## Exercise goal
From the forum thread below, list each username that appears in a post header, naming each one only once.

## Document extract
--*--
I just don't go north east. I don't figure I could communicate. I worked on a project with PCL out of Canada (Pour now, Chip Later) head hunters from NY. We were in meetings 4 hrs a day going at each other. They would get me wound up tight (Plus the expresso) I would start speaking in my native tongue and they would have to stop the meeting laughing! But some people ask where I got it, they want one.... One wut?


----------



## Song Dog (Jun 12, 2008)

Yep! used the same book.:thumbsup:

In Christ,

Song Dog


----------



## futz (Sep 17, 2009)

slickrick said:


> I worked on a project with PCL out of Canada (Pour now, Chip Later)


I've done a little work for them. A guy I used to do work for was working for them as a job super, so I got called.


----------



## piercekiltoff (Jul 22, 2009)

I hired a driller out of Mississippi - couldn't understand 3 out of 5 words that came out of his mouth.

I have a helper from New Zealand working for me. It took about 3 months to get to where I could totally understand him - and he's been in the country for 4 or 5 years now. Still, every now and then he says something that I can't follow at all.


----------



## Regulator (Aug 20, 2009)

piercekiltoff said:


> I hired a driller out of Mississippi - couldn't understand 3 out of 5 words that came out of his mouth.
> 
> I have a helper from New Zealand working for me. It took about 3 months to get to where I could totally understand him - and he's been in the country for 4 or 5 years now. Still, every now and then he says something that I can't follow at all.


Sounds similar to when a Newfoundlander is in western Canada. :confused1: What did he say?


----------



## futz (Sep 17, 2009)

Regulator said:


> Sounds similar to when a Newfoundlander is in western Canada. :confused1: What did he say?


Ya, when I was in Ontario we worked with some Newfies. They could talk normal english with just the usual Newf accent, but if they wanted to "turn it on" you could understand maybe 1 word out of 10. Almost as bad as French.


----------
--*--
## Data supplied
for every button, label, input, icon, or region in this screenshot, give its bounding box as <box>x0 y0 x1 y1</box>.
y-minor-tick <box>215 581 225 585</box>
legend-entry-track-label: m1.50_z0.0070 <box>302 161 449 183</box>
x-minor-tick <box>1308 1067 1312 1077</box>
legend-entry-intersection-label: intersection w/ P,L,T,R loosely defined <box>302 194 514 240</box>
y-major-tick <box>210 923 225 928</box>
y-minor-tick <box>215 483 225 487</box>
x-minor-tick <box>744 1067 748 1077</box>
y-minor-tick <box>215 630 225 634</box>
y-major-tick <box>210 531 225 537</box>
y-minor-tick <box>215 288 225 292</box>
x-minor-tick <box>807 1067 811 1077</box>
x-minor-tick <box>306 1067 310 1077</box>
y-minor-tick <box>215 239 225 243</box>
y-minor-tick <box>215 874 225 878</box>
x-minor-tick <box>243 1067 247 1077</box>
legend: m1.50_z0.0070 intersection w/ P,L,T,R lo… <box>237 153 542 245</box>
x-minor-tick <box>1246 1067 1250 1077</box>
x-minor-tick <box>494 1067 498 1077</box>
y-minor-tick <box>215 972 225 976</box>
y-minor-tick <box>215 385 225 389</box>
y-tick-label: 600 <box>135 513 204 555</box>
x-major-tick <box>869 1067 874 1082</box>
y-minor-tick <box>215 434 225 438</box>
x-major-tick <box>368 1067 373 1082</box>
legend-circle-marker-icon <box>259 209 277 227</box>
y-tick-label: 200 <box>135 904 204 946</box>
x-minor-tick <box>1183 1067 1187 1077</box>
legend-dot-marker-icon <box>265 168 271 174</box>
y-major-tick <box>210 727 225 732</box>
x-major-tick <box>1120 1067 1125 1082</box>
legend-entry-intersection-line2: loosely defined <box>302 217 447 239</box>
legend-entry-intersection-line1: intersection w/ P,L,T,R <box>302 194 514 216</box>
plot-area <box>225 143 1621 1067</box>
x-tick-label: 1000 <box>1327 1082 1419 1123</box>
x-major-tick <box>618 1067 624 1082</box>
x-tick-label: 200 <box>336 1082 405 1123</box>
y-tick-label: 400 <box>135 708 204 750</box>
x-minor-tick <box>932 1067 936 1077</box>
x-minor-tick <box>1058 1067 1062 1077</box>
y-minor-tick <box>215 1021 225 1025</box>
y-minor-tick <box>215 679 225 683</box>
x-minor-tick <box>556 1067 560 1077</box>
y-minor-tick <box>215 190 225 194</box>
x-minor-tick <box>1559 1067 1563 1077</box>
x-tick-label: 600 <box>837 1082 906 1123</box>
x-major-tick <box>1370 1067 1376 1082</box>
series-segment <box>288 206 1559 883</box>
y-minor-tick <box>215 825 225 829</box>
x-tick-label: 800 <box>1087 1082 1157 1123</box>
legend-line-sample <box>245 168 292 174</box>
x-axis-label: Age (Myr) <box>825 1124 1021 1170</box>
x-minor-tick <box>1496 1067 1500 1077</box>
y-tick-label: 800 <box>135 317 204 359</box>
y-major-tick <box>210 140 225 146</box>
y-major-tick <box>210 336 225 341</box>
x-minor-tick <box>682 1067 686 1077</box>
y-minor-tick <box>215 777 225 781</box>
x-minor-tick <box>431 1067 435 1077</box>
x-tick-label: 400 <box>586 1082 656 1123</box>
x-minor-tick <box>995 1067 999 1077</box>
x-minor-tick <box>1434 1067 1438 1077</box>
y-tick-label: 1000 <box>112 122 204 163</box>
--*--
## Result below
Song Dog, futz, piercekiltoff, Regulator